*INSTRUCTIONS TO FOLLOW*: Count every line where "JSON" shows up, and give that number only.

++++++++++++++++++++

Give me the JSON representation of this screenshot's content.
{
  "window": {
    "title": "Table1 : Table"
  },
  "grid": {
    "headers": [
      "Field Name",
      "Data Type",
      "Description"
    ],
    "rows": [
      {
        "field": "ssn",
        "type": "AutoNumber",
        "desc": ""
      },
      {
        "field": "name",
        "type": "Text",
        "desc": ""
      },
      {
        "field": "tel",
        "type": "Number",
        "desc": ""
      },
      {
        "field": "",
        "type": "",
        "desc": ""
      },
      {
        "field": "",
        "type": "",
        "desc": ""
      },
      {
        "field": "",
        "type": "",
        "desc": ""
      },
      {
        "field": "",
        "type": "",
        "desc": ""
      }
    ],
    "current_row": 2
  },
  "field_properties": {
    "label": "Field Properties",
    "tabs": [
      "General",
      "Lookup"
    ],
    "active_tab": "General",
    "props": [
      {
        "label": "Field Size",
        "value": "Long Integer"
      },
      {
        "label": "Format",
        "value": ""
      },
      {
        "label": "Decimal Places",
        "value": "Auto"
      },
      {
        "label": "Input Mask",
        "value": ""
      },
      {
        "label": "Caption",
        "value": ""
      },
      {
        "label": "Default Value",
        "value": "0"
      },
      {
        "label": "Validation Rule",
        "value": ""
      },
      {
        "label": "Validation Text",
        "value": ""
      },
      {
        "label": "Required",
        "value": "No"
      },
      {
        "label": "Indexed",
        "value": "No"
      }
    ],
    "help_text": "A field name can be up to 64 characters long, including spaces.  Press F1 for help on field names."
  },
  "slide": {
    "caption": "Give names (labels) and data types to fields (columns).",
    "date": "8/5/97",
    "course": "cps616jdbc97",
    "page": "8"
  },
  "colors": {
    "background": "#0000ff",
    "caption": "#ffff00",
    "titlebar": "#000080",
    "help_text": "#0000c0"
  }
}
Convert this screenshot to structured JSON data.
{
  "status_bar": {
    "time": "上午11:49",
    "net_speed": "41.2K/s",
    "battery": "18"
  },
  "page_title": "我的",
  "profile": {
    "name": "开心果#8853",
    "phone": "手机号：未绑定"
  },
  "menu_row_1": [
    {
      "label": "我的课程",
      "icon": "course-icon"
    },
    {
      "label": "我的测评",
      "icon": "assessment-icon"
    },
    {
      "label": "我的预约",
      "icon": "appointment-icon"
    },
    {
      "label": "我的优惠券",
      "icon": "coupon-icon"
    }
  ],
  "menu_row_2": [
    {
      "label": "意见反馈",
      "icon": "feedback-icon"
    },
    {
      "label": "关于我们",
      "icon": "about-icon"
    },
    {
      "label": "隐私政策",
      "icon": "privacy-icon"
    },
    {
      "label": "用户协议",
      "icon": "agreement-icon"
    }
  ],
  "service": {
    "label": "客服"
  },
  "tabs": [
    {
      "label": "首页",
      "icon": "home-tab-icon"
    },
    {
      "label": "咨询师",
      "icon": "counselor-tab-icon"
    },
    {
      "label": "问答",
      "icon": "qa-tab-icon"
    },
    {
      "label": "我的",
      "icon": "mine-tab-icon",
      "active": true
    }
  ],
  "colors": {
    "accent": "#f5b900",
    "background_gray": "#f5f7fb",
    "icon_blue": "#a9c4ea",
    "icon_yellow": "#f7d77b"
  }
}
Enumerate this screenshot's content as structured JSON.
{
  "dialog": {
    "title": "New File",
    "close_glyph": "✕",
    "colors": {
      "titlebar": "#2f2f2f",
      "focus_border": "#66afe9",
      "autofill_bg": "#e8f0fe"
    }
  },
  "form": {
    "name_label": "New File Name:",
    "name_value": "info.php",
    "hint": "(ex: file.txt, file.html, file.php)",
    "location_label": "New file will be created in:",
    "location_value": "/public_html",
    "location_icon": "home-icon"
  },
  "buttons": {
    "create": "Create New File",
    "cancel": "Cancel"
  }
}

++++++++++++++++++++

*COMPLETED TASK*: 3